[start]

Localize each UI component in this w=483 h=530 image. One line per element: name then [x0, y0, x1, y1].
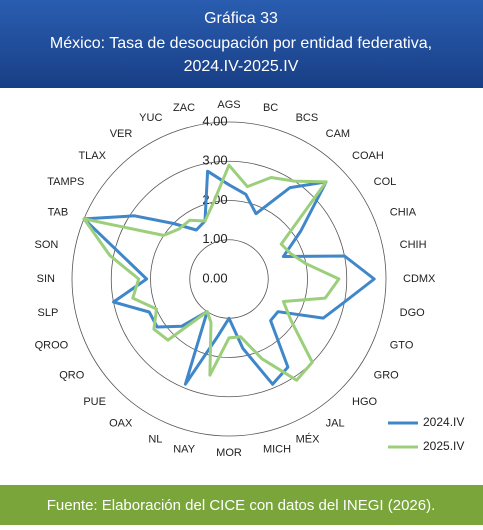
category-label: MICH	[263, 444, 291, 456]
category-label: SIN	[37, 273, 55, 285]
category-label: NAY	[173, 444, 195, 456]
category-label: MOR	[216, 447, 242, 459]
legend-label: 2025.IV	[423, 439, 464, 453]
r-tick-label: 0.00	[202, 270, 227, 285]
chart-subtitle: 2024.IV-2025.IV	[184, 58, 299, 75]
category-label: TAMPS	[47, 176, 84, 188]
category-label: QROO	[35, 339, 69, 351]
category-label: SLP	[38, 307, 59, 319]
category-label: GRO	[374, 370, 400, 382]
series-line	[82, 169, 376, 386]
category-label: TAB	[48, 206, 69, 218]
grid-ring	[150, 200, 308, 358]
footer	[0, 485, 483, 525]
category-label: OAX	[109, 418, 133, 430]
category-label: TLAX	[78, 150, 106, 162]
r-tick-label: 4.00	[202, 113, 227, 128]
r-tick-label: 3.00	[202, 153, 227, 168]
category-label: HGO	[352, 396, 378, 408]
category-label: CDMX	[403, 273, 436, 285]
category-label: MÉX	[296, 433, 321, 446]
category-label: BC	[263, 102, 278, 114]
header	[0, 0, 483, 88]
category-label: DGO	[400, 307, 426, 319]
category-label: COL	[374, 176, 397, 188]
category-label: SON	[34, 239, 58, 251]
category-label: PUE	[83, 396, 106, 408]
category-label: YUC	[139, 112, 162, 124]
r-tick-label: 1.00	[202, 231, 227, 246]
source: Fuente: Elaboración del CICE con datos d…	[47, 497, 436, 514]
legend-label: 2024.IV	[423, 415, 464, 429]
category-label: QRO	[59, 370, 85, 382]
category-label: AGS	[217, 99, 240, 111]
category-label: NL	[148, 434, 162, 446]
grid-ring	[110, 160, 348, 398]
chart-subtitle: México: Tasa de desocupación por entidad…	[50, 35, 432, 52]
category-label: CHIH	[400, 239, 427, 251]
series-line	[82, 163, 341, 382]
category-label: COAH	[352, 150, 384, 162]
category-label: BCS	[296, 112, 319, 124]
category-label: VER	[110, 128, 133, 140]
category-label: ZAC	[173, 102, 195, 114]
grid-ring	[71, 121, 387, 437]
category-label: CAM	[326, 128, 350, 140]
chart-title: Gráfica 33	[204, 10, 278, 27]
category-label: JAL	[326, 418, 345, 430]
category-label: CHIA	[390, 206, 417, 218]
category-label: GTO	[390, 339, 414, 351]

[end]

• Short problem: Repeat everything in the listing from the line that contains "444, 291, 456]" down to the line that contains "273, 436, 285]", both of those lines included.

• Problem solution:
category-label: MICH	[263, 444, 291, 456]
category-label: SIN	[37, 273, 55, 285]
category-label: NAY	[173, 444, 195, 456]
category-label: MOR	[216, 447, 242, 459]
legend-label: 2025.IV	[423, 439, 464, 453]
r-tick-label: 0.00	[202, 270, 227, 285]
chart-subtitle: 2024.IV-2025.IV	[184, 58, 299, 75]
category-label: TAMPS	[47, 176, 84, 188]
category-label: QROO	[35, 339, 69, 351]
category-label: SLP	[38, 307, 59, 319]
category-label: GRO	[374, 370, 400, 382]
series-line	[82, 169, 376, 386]
category-label: TAB	[48, 206, 69, 218]
grid-ring	[150, 200, 308, 358]
footer	[0, 485, 483, 525]
category-label: OAX	[109, 418, 133, 430]
category-label: TLAX	[78, 150, 106, 162]
r-tick-label: 4.00	[202, 113, 227, 128]
r-tick-label: 3.00	[202, 153, 227, 168]
category-label: HGO	[352, 396, 378, 408]
category-label: CDMX	[403, 273, 436, 285]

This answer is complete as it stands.